● What you have to do
Count the lines in the entries below that mention the string "leave", then write that number by itself.

Transcript data for document pages:
----------
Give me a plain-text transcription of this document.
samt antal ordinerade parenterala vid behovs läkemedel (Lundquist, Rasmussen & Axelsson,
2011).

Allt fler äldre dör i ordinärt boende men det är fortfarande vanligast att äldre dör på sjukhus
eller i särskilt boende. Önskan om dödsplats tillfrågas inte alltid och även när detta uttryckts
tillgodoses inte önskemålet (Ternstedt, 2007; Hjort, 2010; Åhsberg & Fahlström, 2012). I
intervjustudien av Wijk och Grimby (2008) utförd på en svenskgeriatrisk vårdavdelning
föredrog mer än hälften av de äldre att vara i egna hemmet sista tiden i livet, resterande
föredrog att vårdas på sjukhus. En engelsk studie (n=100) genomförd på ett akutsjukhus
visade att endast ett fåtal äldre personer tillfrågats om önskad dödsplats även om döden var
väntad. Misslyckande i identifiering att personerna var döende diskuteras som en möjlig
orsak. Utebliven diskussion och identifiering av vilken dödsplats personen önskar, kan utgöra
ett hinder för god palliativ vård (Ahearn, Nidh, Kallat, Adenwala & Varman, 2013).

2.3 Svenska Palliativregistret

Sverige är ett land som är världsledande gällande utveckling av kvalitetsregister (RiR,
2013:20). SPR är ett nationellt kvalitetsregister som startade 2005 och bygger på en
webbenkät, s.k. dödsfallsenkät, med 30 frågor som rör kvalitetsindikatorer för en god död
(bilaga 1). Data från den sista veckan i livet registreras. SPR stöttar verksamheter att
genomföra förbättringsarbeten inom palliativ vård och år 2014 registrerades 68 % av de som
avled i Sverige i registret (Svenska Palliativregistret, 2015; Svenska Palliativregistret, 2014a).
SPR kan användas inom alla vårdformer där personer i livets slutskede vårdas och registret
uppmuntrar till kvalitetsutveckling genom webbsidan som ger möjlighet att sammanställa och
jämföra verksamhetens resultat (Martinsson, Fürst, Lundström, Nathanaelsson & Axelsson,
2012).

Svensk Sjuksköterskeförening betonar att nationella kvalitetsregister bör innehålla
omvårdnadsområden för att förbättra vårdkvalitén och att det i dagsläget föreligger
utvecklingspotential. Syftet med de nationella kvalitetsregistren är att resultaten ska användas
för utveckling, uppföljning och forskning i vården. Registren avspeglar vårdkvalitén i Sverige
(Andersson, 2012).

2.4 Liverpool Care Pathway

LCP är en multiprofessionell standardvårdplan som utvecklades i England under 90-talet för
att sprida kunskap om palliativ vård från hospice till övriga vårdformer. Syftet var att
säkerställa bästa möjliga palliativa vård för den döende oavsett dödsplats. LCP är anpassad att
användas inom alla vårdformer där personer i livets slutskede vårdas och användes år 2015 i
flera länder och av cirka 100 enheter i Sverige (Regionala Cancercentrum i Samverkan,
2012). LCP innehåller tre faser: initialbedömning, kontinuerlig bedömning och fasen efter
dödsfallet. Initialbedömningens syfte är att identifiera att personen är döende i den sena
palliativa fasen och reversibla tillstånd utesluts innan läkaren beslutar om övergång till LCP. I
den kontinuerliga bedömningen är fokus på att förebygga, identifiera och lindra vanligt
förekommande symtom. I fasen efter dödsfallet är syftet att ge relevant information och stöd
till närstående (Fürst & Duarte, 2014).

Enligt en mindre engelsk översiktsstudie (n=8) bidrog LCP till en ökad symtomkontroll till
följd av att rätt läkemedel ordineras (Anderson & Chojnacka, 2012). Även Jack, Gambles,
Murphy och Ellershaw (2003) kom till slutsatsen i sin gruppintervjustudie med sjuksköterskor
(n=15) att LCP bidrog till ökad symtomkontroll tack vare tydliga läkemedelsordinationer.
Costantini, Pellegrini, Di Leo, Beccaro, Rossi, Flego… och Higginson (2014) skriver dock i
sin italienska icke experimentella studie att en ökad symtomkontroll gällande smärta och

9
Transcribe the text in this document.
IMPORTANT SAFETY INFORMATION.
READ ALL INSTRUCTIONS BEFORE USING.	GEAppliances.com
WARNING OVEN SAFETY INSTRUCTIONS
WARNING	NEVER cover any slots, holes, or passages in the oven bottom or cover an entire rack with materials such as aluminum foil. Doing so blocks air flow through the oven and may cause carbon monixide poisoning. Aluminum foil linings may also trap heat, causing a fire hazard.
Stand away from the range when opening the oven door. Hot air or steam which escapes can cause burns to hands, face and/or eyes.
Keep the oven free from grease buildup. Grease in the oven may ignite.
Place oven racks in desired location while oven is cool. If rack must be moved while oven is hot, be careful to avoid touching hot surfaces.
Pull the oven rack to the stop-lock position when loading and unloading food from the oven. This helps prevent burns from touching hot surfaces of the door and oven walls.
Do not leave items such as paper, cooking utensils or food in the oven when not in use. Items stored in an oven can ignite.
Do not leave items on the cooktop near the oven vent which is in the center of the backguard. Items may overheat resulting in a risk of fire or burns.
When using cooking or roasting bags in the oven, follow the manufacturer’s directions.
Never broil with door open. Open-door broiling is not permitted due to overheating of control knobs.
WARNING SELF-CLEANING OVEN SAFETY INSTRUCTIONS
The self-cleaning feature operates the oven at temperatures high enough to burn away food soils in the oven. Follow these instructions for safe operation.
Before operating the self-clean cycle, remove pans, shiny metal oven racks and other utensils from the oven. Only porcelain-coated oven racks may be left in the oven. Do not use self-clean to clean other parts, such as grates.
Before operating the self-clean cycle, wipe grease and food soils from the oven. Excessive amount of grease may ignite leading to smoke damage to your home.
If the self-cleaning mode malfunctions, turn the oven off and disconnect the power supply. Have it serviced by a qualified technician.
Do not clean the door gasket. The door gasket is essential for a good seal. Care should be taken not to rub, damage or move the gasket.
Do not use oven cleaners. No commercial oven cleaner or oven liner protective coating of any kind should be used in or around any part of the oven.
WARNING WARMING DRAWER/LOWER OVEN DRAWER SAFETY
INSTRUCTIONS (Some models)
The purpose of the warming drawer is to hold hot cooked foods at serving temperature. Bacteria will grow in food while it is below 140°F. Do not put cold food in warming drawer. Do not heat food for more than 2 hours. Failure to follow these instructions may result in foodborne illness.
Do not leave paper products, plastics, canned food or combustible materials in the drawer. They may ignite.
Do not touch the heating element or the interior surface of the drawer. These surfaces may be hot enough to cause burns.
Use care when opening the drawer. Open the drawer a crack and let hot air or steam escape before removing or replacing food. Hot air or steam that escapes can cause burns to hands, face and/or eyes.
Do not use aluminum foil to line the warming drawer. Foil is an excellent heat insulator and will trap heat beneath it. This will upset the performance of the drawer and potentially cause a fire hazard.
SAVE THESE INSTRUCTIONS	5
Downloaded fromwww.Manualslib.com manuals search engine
----------
● Reply to the exercise
3